## begin TASK DATA

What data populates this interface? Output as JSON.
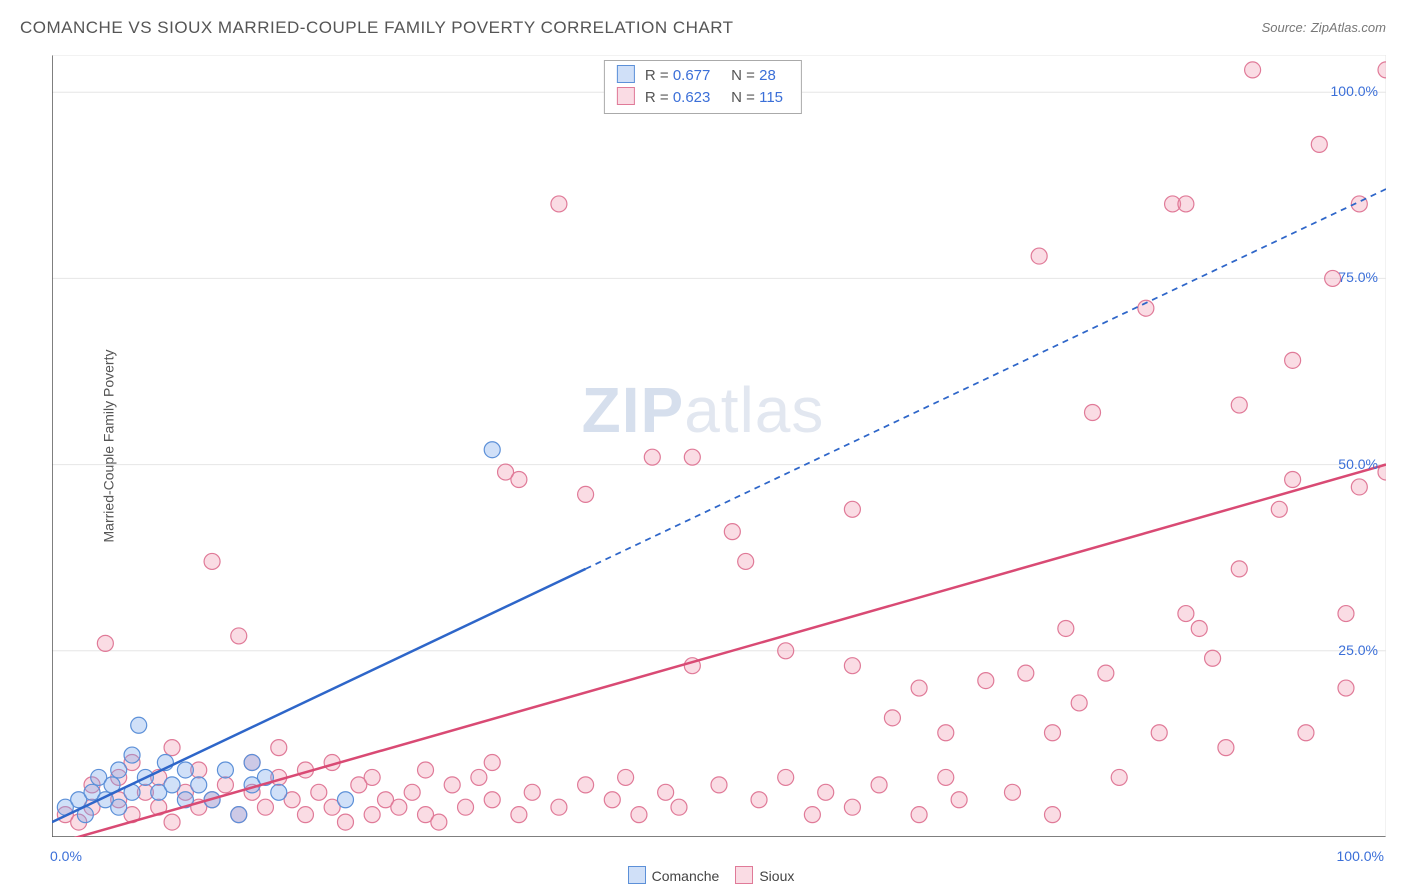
{
  "title": "COMANCHE VS SIOUX MARRIED-COUPLE FAMILY POVERTY CORRELATION CHART",
  "source_label": "Source:",
  "source_name": "ZipAtlas.com",
  "ylabel": "Married-Couple Family Poverty",
  "watermark_a": "ZIP",
  "watermark_b": "atlas",
  "chart": {
    "type": "scatter+regression",
    "xlim": [
      0,
      100
    ],
    "ylim": [
      0,
      105
    ],
    "yticks": [
      {
        "v": 25,
        "label": "25.0%"
      },
      {
        "v": 50,
        "label": "50.0%"
      },
      {
        "v": 75,
        "label": "75.0%"
      },
      {
        "v": 100,
        "label": "100.0%"
      }
    ],
    "x_origin_label": "0.0%",
    "x_max_label": "100.0%",
    "xticks_minor": [
      10,
      20,
      30,
      40,
      50,
      60,
      70,
      80,
      90
    ],
    "yticks_minor": [],
    "background_color": "#ffffff",
    "grid_color": "#e6e6e6",
    "border_color": "#555555",
    "marker_radius": 8,
    "marker_stroke_width": 1.2,
    "line_width": 2.5,
    "dash_pattern": "6,5",
    "series": [
      {
        "name": "Comanche",
        "fill": "rgba(120,165,235,0.35)",
        "stroke": "#5c90d8",
        "line_color": "#2e66c9",
        "R": "0.677",
        "N": "28",
        "points": [
          [
            1,
            4
          ],
          [
            2,
            5
          ],
          [
            2.5,
            3
          ],
          [
            3,
            6
          ],
          [
            3.5,
            8
          ],
          [
            4,
            5
          ],
          [
            4.5,
            7
          ],
          [
            5,
            4
          ],
          [
            5,
            9
          ],
          [
            6,
            6
          ],
          [
            6,
            11
          ],
          [
            6.5,
            15
          ],
          [
            7,
            8
          ],
          [
            8,
            6
          ],
          [
            8.5,
            10
          ],
          [
            9,
            7
          ],
          [
            10,
            5
          ],
          [
            10,
            9
          ],
          [
            11,
            7
          ],
          [
            12,
            5
          ],
          [
            13,
            9
          ],
          [
            14,
            3
          ],
          [
            15,
            7
          ],
          [
            15,
            10
          ],
          [
            16,
            8
          ],
          [
            17,
            6
          ],
          [
            22,
            5
          ],
          [
            33,
            52
          ]
        ],
        "regression": {
          "x1": 0,
          "y1": 2,
          "x2_solid": 40,
          "y2_solid": 36,
          "x2": 100,
          "y2": 87
        }
      },
      {
        "name": "Sioux",
        "fill": "rgba(240,140,165,0.30)",
        "stroke": "#e07a98",
        "line_color": "#d94a74",
        "R": "0.623",
        "N": "115",
        "points": [
          [
            1,
            3
          ],
          [
            2,
            2
          ],
          [
            3,
            4
          ],
          [
            3,
            7
          ],
          [
            4,
            26
          ],
          [
            5,
            5
          ],
          [
            5,
            8
          ],
          [
            6,
            3
          ],
          [
            6,
            10
          ],
          [
            7,
            6
          ],
          [
            8,
            4
          ],
          [
            8,
            8
          ],
          [
            9,
            2
          ],
          [
            9,
            12
          ],
          [
            10,
            6
          ],
          [
            11,
            4
          ],
          [
            11,
            9
          ],
          [
            12,
            37
          ],
          [
            12,
            5
          ],
          [
            13,
            7
          ],
          [
            14,
            3
          ],
          [
            14,
            27
          ],
          [
            15,
            6
          ],
          [
            15,
            10
          ],
          [
            16,
            4
          ],
          [
            17,
            8
          ],
          [
            17,
            12
          ],
          [
            18,
            5
          ],
          [
            19,
            3
          ],
          [
            19,
            9
          ],
          [
            20,
            6
          ],
          [
            21,
            4
          ],
          [
            21,
            10
          ],
          [
            22,
            2
          ],
          [
            23,
            7
          ],
          [
            24,
            3
          ],
          [
            24,
            8
          ],
          [
            25,
            5
          ],
          [
            26,
            4
          ],
          [
            27,
            6
          ],
          [
            28,
            3
          ],
          [
            28,
            9
          ],
          [
            29,
            2
          ],
          [
            30,
            7
          ],
          [
            31,
            4
          ],
          [
            32,
            8
          ],
          [
            33,
            5
          ],
          [
            33,
            10
          ],
          [
            34,
            49
          ],
          [
            35,
            48
          ],
          [
            35,
            3
          ],
          [
            36,
            6
          ],
          [
            38,
            4
          ],
          [
            38,
            85
          ],
          [
            40,
            7
          ],
          [
            40,
            46
          ],
          [
            42,
            5
          ],
          [
            43,
            8
          ],
          [
            44,
            3
          ],
          [
            45,
            51
          ],
          [
            46,
            6
          ],
          [
            47,
            4
          ],
          [
            48,
            23
          ],
          [
            48,
            51
          ],
          [
            50,
            7
          ],
          [
            51,
            41
          ],
          [
            52,
            37
          ],
          [
            53,
            5
          ],
          [
            55,
            8
          ],
          [
            55,
            25
          ],
          [
            57,
            3
          ],
          [
            58,
            6
          ],
          [
            60,
            4
          ],
          [
            60,
            23
          ],
          [
            60,
            44
          ],
          [
            62,
            7
          ],
          [
            63,
            16
          ],
          [
            65,
            3
          ],
          [
            65,
            20
          ],
          [
            67,
            8
          ],
          [
            67,
            14
          ],
          [
            68,
            5
          ],
          [
            70,
            21
          ],
          [
            72,
            6
          ],
          [
            73,
            22
          ],
          [
            74,
            78
          ],
          [
            75,
            3
          ],
          [
            75,
            14
          ],
          [
            76,
            28
          ],
          [
            77,
            18
          ],
          [
            78,
            57
          ],
          [
            79,
            22
          ],
          [
            80,
            8
          ],
          [
            82,
            71
          ],
          [
            83,
            14
          ],
          [
            84,
            85
          ],
          [
            85,
            85
          ],
          [
            85,
            30
          ],
          [
            86,
            28
          ],
          [
            87,
            24
          ],
          [
            88,
            12
          ],
          [
            89,
            36
          ],
          [
            89,
            58
          ],
          [
            90,
            103
          ],
          [
            92,
            44
          ],
          [
            93,
            48
          ],
          [
            93,
            64
          ],
          [
            94,
            14
          ],
          [
            95,
            93
          ],
          [
            96,
            75
          ],
          [
            97,
            20
          ],
          [
            97,
            30
          ],
          [
            98,
            47
          ],
          [
            98,
            85
          ],
          [
            100,
            49
          ],
          [
            100,
            103
          ]
        ],
        "regression": {
          "x1": 0,
          "y1": -1,
          "x2_solid": 100,
          "y2_solid": 50,
          "x2": 100,
          "y2": 50
        }
      }
    ]
  },
  "bottom_legend": [
    {
      "label": "Comanche",
      "fill": "rgba(120,165,235,0.35)",
      "stroke": "#5c90d8"
    },
    {
      "label": "Sioux",
      "fill": "rgba(240,140,165,0.30)",
      "stroke": "#e07a98"
    }
  ]
}
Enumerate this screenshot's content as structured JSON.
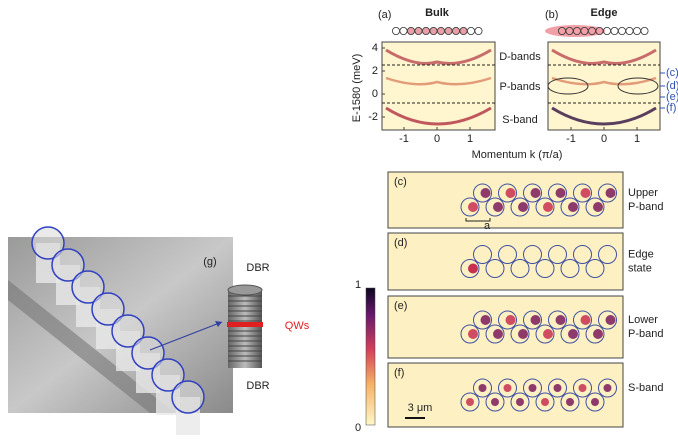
{
  "panel_a": {
    "label": "(a)",
    "title": "Bulk"
  },
  "panel_b": {
    "label": "(b)",
    "title": "Edge"
  },
  "dispersion_axes": {
    "y_label": "E-1580 (meV)",
    "x_label": "Momentum k (π/a)",
    "yticks": [
      4,
      2,
      0,
      -2
    ],
    "xticks": [
      -1,
      0,
      1
    ]
  },
  "band_labels": [
    "D-bands",
    "P-bands",
    "S-band"
  ],
  "mode_markers": [
    "(c)",
    "(d)",
    "(e)",
    "(f)"
  ],
  "maps": [
    {
      "label": "(c)",
      "name": "Upper P-band"
    },
    {
      "label": "(d)",
      "name": "Edge state"
    },
    {
      "label": "(e)",
      "name": "Lower P-band"
    },
    {
      "label": "(f)",
      "name": "S-band"
    }
  ],
  "lattice_constant": "a",
  "scale_bar": "3 μm",
  "colorbar": {
    "max": "1",
    "min": "0"
  },
  "panel_g": {
    "label": "(g)",
    "top": "DBR",
    "middle": "QWs",
    "bottom": "DBR"
  }
}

## end TASK DATA

WRITTEN EXERCISE =
Only lines with the string "this" belong in your answer; copy each one.

EXERCISE RESULT =
What data populates this interface? Output as JSON.
Enumerate this screenshot's content as structured JSON.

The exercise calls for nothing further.